(Collected data)
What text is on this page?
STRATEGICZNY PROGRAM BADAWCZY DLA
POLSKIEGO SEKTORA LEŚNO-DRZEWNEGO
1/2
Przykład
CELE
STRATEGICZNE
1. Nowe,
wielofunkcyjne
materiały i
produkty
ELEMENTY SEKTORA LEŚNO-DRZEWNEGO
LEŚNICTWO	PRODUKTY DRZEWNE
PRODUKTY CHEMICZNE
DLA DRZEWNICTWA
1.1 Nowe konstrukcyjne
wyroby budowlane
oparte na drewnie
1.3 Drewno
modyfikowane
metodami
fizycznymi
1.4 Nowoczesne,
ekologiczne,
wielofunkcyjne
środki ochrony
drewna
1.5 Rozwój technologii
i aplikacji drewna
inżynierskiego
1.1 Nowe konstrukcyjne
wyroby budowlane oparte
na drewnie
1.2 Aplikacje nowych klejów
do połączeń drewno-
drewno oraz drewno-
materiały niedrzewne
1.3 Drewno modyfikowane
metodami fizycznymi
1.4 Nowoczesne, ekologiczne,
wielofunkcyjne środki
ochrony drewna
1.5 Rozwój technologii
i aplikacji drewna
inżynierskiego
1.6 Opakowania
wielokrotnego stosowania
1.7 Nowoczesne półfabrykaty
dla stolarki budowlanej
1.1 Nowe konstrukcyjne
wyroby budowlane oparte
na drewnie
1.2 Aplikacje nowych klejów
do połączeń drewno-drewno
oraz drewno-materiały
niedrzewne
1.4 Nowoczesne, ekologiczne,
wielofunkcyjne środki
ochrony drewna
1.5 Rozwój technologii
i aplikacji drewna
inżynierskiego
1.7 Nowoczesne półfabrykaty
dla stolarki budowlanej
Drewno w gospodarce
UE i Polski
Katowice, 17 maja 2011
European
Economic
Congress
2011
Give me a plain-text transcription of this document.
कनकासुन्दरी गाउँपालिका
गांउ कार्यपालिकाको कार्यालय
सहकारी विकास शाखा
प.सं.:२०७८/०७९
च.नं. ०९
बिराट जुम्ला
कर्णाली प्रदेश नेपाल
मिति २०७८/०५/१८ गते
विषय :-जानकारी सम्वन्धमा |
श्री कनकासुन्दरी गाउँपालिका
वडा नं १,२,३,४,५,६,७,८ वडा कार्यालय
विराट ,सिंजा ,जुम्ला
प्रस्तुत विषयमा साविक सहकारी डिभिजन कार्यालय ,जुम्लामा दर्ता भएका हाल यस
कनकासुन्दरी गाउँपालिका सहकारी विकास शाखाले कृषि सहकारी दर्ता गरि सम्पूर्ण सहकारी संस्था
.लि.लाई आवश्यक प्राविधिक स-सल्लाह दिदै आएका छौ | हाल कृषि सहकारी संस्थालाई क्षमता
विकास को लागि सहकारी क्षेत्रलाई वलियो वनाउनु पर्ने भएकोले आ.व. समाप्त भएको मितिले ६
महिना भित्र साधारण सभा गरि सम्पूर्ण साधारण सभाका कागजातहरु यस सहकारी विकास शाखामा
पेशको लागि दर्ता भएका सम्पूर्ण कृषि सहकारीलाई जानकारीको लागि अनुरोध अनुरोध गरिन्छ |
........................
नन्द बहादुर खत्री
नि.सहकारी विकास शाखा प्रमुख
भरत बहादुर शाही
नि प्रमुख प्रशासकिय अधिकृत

SET PROBLEM - Each line of the material above must be retyped precisely.

RESULT OF THIS EXERCISE -
What text is on this page?
STRATEGICZNY PROGRAM BADAWCZY DLA
POLSKIEGO SEKTORA LEŚNO-DRZEWNEGO
1/2
Przykład
CELE
STRATEGICZNE
1. Nowe,
wielofunkcyjne
materiały i
produkty
ELEMENTY SEKTORA LEŚNO-DRZEWNEGO
LEŚNICTWO	PRODUKTY DRZEWNE
PRODUKTY CHEMICZNE
DLA DRZEWNICTWA
1.1 Nowe konstrukcyjne
wyroby budowlane
oparte na drewnie
1.3 Drewno
modyfikowane
metodami
fizycznymi
1.4 Nowoczesne,
ekologiczne,
wielofunkcyjne
środki ochrony
drewna
1.5 Rozwój technologii
i aplikacji drewna
inżynierskiego
1.1 Nowe konstrukcyjne
wyroby budowlane oparte
na drewnie
1.2 Aplikacje nowych klejów
do połączeń drewno-
drewno oraz drewno-
materiały niedrzewne
1.3 Drewno modyfikowane
metodami fizycznymi
1.4 Nowoczesne, ekologiczne,
wielofunkcyjne środki
ochrony drewna
1.5 Rozwój technologii
i aplikacji drewna
inżynierskiego
1.6 Opakowania
wielokrotnego stosowania
1.7 Nowoczesne półfabrykaty
dla stolarki budowlanej
1.1 Nowe konstrukcyjne
wyroby budowlane oparte
na drewnie
1.2 Aplikacje nowych klejów
do połączeń drewno-drewno
oraz drewno-materiały
niedrzewne
1.4 Nowoczesne, ekologiczne,
wielofunkcyjne środki
ochrony drewna
1.5 Rozwój technologii
i aplikacji drewna
inżynierskiego
1.7 Nowoczesne półfabrykaty
dla stolarki budowlanej
Drewno w gospodarce
UE i Polski
Katowice, 17 maja 2011
European
Economic
Congress
2011
Give me a plain-text transcription of this document.
कनकासुन्दरी गाउँपालिका
गांउ कार्यपालिकाको कार्यालय
सहकारी विकास शाखा
प.सं.:२०७८/०७९
च.नं. ०९
बिराट जुम्ला
कर्णाली प्रदेश नेपाल
मिति २०७८/०५/१८ गते
विषय :-जानकारी सम्वन्धमा |
श्री कनकासुन्दरी गाउँपालिका
वडा नं १,२,३,४,५,६,७,८ वडा कार्यालय
विराट ,सिंजा ,जुम्ला
प्रस्तुत विषयमा साविक सहकारी डिभिजन कार्यालय ,जुम्लामा दर्ता भएका हाल यस
कनकासुन्दरी गाउँपालिका सहकारी विकास शाखाले कृषि सहकारी दर्ता गरि सम्पूर्ण सहकारी संस्था
.लि.लाई आवश्यक प्राविधिक स-सल्लाह दिदै आएका छौ | हाल कृषि सहकारी संस्थालाई क्षमता
विकास को लागि सहकारी क्षेत्रलाई वलियो वनाउनु पर्ने भएकोले आ.व. समाप्त भएको मितिले ६
महिना भित्र साधारण सभा गरि सम्पूर्ण साधारण सभाका कागजातहरु यस सहकारी विकास शाखामा
पेशको लागि दर्ता भएका सम्पूर्ण कृषि सहकारीलाई जानकारीको लागि अनुरोध अनुरोध गरिन्छ |
........................
नन्द बहादुर खत्री
नि.सहकारी विकास शाखा प्रमुख
भरत बहादुर शाही
नि प्रमुख प्रशासकिय अधिकृत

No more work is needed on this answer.